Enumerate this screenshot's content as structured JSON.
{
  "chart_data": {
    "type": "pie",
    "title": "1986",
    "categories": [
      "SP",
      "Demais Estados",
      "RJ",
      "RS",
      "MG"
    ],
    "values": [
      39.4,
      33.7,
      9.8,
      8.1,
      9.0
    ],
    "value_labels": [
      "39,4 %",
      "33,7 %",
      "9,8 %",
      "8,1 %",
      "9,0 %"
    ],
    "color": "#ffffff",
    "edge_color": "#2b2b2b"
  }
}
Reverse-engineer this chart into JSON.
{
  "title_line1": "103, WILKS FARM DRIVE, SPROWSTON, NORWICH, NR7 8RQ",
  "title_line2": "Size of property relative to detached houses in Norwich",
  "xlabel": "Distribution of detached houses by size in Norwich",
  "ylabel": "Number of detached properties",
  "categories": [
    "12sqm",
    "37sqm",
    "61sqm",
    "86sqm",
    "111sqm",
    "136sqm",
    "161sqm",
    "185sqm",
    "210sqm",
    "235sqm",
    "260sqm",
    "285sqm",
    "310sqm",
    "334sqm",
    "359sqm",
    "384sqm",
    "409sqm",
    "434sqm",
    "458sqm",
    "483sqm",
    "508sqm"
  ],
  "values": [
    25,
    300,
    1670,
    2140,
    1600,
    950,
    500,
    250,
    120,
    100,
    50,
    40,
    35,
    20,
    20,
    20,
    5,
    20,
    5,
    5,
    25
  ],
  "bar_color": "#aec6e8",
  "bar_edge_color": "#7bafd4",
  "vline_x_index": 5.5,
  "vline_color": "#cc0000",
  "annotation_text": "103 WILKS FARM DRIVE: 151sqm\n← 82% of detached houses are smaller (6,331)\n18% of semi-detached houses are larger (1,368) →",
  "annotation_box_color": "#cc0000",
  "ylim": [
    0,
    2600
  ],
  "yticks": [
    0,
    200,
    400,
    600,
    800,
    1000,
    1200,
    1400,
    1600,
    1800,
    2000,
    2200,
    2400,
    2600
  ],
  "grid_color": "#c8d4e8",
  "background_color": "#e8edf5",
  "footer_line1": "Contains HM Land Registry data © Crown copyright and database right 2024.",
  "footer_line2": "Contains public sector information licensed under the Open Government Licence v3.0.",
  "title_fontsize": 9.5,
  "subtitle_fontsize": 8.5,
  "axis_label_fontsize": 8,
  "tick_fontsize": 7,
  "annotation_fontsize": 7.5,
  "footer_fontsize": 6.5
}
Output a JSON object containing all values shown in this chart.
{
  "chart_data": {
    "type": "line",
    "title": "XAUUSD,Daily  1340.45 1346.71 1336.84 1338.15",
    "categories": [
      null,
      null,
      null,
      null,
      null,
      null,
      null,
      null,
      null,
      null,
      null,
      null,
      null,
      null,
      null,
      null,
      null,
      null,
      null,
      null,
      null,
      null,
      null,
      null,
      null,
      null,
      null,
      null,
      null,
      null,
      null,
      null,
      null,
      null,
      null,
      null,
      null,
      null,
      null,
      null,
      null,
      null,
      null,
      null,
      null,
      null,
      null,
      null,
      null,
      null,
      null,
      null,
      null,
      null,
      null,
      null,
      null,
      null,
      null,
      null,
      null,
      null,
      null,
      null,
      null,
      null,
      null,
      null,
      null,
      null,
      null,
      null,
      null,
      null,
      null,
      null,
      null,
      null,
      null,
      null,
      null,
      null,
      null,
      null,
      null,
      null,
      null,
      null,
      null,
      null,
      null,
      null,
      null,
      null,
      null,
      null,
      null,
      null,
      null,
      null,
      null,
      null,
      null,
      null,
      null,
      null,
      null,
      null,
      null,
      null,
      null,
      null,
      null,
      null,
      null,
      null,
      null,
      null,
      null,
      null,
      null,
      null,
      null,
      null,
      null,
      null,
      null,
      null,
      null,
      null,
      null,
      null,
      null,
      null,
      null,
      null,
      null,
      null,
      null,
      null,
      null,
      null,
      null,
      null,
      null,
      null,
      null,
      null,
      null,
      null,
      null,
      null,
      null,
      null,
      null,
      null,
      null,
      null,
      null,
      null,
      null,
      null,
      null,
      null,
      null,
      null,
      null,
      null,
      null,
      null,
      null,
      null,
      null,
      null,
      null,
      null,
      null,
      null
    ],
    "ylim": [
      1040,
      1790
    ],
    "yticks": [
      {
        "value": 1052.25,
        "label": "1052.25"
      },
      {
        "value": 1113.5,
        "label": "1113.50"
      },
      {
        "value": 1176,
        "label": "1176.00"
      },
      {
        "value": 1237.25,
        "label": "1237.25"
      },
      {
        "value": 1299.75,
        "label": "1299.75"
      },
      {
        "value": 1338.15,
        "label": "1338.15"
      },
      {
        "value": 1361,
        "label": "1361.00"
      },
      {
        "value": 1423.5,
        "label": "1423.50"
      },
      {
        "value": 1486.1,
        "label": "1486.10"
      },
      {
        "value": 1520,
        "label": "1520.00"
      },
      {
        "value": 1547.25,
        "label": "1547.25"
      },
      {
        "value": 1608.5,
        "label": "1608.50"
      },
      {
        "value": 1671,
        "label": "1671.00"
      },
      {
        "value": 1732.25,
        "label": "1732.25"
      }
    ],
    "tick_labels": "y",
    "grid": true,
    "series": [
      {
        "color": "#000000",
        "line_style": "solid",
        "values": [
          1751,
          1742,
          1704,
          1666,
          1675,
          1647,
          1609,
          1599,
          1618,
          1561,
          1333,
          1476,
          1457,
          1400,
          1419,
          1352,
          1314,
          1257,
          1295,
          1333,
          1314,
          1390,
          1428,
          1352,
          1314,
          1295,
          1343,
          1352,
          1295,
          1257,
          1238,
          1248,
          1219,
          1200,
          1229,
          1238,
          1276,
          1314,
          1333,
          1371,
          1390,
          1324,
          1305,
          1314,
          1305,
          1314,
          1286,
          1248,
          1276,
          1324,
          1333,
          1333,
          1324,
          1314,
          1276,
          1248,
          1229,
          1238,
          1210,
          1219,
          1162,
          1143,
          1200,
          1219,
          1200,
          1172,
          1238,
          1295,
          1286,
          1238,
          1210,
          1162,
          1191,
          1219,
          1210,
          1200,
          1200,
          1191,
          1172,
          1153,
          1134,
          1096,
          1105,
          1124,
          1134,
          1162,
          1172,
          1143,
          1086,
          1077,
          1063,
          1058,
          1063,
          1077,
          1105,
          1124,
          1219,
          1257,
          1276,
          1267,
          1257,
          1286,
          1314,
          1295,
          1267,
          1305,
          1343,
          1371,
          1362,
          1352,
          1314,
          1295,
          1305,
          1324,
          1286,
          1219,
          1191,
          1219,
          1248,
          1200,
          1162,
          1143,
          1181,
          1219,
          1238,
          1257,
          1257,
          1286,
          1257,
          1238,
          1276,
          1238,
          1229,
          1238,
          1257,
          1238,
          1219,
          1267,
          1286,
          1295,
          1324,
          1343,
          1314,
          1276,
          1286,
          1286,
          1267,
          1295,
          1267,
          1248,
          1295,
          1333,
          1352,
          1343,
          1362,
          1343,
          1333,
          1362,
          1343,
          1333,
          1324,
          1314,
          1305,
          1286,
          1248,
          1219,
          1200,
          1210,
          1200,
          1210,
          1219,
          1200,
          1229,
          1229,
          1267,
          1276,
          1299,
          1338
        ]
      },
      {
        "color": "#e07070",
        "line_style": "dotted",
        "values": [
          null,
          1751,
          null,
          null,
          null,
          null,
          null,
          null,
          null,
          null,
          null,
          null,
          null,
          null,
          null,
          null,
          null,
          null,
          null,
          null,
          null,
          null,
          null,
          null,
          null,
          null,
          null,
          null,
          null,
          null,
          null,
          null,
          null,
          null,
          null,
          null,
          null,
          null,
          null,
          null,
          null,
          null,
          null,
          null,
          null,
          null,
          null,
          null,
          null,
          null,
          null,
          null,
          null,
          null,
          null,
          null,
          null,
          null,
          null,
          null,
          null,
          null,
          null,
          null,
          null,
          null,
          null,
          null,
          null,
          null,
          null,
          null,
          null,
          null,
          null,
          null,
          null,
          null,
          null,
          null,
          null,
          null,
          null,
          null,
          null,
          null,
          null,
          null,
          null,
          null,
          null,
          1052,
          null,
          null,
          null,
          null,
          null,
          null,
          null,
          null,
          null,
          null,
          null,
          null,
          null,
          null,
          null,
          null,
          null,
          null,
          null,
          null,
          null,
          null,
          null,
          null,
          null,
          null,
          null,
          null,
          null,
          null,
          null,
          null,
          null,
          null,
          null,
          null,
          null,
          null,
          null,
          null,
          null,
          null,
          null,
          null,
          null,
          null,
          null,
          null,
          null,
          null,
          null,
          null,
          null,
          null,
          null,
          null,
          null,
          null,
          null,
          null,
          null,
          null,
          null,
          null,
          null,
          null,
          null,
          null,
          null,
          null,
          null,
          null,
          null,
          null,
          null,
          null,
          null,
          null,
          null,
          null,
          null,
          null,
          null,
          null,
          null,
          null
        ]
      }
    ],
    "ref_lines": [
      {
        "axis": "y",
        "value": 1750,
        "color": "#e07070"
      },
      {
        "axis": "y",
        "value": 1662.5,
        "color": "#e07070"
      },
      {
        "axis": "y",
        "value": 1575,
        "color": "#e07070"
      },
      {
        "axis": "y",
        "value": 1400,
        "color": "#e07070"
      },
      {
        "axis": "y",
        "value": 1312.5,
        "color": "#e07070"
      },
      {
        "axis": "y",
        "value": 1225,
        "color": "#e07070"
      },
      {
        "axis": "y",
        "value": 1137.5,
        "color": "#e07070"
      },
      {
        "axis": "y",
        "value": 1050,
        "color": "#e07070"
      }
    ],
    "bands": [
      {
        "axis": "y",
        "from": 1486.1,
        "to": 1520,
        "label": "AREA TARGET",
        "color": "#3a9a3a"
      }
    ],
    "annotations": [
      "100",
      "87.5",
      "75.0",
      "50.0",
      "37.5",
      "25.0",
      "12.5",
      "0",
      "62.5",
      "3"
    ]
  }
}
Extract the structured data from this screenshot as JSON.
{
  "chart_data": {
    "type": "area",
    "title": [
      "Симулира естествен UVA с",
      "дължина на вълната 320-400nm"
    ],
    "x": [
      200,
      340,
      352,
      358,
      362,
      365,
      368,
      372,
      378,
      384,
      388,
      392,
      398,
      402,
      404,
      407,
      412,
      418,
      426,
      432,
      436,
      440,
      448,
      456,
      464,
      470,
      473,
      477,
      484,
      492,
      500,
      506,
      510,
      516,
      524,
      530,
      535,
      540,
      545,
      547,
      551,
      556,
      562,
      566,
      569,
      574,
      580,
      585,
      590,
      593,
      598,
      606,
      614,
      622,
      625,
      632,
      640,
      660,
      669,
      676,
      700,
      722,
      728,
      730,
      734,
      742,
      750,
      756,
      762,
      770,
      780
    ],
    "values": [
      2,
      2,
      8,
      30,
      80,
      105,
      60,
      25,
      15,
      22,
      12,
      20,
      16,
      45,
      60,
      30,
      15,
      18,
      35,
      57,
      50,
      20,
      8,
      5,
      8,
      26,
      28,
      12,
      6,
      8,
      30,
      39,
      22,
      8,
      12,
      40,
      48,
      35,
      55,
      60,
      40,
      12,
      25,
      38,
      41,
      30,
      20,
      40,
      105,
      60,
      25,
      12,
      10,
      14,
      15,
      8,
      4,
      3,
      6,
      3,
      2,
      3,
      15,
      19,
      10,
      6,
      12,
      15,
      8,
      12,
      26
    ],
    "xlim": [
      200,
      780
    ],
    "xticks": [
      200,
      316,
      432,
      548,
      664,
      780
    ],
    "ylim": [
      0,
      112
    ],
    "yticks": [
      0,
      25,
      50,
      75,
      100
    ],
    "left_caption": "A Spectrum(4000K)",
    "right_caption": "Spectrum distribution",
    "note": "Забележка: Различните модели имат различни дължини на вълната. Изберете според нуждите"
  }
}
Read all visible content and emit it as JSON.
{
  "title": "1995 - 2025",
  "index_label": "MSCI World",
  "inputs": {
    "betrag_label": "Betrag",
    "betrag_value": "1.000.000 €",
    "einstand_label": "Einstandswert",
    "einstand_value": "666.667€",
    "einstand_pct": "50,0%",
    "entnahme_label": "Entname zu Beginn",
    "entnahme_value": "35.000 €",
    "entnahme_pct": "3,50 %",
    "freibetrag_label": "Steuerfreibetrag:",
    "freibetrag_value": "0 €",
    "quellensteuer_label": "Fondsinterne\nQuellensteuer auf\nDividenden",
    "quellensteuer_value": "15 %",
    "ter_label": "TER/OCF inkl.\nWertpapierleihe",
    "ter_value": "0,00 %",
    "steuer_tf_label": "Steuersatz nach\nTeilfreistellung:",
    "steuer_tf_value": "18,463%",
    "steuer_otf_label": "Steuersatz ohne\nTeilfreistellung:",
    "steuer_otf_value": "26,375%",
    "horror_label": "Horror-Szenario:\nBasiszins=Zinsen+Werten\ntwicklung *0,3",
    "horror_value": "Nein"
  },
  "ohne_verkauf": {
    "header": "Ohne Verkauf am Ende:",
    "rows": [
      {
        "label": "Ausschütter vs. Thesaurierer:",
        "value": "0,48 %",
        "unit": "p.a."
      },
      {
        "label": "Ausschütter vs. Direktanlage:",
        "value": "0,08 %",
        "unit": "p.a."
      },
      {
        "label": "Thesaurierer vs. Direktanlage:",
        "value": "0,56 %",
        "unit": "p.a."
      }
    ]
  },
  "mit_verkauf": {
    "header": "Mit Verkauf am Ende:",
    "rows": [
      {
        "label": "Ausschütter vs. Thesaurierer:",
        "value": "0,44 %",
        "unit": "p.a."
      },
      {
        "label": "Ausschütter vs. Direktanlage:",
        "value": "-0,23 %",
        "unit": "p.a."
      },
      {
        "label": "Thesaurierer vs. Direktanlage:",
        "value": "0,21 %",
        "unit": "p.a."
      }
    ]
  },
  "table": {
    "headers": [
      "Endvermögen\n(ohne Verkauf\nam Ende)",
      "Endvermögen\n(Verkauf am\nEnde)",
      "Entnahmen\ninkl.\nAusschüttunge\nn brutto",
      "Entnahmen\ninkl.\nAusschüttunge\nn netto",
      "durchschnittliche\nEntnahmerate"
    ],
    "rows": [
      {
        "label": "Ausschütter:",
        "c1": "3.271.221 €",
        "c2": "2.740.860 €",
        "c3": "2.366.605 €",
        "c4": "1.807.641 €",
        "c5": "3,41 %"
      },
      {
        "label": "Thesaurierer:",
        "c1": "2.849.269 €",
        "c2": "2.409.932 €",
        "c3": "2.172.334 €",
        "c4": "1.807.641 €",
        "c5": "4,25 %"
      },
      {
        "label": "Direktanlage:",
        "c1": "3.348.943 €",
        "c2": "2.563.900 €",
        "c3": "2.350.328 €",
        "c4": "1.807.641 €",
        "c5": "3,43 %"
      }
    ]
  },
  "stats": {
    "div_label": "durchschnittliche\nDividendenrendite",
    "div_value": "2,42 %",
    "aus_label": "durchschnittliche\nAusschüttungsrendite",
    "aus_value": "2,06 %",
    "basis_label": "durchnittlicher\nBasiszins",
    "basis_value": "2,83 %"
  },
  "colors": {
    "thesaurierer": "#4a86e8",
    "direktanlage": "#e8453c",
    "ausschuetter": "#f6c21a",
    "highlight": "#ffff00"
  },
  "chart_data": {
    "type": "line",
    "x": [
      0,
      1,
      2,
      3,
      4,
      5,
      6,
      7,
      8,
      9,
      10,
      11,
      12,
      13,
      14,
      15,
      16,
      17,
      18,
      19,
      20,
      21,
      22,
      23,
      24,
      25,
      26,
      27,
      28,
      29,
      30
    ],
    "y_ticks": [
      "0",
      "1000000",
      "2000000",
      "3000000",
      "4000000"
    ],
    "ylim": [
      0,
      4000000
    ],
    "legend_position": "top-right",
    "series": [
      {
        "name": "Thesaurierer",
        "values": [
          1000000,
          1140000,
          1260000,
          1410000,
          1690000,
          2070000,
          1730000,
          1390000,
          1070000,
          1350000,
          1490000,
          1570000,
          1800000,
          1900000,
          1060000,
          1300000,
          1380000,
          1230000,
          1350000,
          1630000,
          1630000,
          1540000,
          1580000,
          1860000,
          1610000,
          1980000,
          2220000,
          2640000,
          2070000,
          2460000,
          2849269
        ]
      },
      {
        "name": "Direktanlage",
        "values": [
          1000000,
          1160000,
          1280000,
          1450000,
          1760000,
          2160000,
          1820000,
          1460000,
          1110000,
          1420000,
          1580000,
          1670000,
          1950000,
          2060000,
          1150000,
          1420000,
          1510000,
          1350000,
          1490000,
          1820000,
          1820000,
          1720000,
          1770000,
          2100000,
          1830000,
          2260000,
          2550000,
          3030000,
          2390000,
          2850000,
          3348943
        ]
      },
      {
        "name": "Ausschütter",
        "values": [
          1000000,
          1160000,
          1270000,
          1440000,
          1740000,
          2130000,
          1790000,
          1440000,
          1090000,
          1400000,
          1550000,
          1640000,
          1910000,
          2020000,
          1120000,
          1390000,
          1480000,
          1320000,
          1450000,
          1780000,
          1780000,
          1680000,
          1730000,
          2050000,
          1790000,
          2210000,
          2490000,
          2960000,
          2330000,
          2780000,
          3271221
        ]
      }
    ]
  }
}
# # # # # # #
__Request__.
Copy all the lines above that hold the string "Spectrum".

__Written reply__.
    "left_caption": "A Spectrum(4000K)",
    "right_caption": "Spectrum distribution",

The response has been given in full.